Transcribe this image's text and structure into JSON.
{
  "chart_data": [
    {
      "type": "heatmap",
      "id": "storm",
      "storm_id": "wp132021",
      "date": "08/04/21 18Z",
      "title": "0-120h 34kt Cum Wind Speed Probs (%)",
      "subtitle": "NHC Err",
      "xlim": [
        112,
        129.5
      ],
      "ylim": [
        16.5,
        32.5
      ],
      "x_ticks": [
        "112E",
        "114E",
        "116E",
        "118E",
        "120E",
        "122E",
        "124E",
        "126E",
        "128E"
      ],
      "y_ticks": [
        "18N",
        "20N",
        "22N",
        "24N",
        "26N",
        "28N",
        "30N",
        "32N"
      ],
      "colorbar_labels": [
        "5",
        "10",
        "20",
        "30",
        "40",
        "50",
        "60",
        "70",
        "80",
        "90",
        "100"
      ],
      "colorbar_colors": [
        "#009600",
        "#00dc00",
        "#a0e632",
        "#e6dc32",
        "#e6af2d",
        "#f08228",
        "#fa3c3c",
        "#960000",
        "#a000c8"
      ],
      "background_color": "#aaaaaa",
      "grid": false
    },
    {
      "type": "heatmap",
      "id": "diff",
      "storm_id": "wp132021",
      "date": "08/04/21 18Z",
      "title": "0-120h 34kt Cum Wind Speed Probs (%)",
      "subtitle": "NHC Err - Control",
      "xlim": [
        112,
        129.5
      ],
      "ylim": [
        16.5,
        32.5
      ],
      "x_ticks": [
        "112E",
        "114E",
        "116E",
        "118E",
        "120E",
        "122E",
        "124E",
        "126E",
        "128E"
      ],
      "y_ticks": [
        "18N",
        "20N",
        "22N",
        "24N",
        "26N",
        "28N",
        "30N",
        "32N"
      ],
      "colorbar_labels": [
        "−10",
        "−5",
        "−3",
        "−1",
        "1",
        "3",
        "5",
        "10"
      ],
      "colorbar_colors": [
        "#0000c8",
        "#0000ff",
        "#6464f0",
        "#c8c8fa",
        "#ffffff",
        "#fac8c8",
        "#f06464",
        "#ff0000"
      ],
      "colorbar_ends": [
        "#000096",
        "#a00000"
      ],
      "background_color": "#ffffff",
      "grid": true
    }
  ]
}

---

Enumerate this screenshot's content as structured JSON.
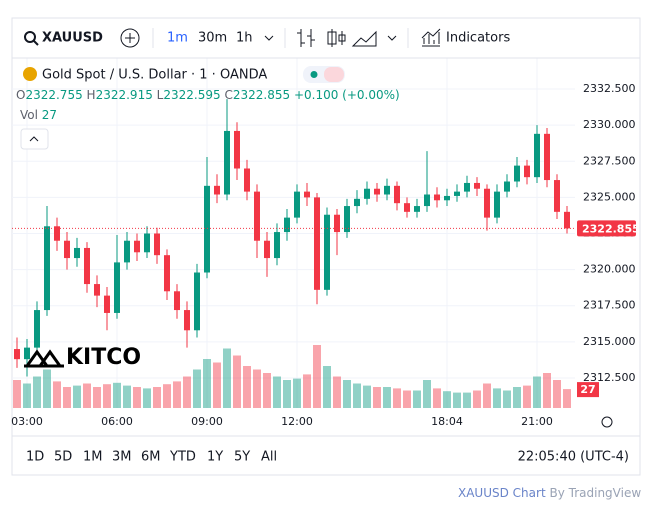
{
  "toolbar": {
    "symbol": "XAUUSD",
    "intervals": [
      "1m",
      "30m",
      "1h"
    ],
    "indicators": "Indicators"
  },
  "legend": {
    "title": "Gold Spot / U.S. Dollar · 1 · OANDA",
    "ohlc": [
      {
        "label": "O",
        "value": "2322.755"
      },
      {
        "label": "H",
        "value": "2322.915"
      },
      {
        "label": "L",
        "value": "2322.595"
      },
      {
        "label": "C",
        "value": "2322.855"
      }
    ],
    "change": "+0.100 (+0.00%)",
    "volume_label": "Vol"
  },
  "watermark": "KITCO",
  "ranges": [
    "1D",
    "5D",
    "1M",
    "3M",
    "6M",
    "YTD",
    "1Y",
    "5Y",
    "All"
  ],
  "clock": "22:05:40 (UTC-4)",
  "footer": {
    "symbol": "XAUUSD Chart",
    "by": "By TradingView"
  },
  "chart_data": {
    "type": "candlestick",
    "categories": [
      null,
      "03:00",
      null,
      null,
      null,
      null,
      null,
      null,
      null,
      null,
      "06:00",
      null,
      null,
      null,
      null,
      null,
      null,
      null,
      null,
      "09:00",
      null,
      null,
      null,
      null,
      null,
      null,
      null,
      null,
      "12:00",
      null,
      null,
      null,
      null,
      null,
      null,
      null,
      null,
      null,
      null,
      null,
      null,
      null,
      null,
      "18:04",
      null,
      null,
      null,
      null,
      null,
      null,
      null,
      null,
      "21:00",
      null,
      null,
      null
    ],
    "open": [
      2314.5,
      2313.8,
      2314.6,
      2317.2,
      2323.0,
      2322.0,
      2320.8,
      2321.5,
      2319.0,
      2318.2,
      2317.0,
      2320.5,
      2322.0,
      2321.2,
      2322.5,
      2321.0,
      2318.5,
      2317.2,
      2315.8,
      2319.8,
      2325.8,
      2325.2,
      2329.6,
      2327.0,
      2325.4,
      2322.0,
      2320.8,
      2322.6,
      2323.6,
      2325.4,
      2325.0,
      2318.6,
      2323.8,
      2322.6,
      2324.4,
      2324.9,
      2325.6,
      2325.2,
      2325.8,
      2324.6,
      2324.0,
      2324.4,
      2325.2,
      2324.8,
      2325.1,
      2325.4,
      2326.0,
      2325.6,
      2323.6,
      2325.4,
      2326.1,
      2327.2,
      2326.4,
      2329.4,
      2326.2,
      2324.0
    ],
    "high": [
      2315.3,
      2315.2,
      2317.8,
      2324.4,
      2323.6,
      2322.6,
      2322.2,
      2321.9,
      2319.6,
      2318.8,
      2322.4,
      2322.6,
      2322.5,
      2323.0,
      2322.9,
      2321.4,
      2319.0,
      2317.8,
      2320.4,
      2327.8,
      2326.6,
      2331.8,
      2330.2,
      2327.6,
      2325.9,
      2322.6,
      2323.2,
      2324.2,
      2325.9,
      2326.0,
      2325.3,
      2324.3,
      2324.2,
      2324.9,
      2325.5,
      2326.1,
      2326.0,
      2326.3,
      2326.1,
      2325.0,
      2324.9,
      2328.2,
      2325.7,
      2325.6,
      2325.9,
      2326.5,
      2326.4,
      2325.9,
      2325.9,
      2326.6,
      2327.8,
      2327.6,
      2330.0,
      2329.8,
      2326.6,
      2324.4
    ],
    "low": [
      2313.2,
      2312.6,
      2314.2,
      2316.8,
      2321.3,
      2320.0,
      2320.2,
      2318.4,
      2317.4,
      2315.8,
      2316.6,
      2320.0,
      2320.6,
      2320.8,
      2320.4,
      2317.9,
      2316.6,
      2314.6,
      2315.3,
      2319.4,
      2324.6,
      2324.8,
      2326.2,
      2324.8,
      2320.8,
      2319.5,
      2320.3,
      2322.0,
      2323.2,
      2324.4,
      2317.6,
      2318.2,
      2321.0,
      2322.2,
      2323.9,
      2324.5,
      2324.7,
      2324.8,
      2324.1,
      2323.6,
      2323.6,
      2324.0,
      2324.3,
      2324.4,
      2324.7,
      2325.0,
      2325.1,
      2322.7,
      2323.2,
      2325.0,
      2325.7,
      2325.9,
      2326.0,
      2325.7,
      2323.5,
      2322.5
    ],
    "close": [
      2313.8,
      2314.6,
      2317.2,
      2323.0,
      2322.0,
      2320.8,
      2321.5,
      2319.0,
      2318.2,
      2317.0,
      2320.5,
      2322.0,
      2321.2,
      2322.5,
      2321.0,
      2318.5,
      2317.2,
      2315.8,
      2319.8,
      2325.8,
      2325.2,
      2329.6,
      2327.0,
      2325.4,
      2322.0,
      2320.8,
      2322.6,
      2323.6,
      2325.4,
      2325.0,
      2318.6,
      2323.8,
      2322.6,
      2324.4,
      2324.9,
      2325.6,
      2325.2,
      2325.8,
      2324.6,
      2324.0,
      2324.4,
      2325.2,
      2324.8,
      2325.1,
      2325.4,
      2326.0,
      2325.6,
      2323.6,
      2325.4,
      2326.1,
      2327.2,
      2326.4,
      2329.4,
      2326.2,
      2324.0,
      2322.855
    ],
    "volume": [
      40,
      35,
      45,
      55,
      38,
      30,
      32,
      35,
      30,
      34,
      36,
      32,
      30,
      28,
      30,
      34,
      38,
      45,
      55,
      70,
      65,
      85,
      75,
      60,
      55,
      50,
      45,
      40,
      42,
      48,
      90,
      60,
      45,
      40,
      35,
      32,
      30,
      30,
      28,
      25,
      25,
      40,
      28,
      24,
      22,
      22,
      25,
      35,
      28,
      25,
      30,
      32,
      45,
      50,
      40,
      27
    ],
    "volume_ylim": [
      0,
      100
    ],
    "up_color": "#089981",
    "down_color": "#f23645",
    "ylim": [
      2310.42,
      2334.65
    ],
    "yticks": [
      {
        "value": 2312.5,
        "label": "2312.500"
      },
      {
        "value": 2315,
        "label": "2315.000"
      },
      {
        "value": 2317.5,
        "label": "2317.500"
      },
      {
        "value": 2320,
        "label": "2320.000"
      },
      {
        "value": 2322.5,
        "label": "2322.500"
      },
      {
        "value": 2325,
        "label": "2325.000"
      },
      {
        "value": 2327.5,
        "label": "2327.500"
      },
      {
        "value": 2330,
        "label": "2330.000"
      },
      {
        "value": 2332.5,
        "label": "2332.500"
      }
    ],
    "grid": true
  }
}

> **Written request**
Across the entries, how many lines hold the word "JSON"? Say only the number.

> **Solution**
2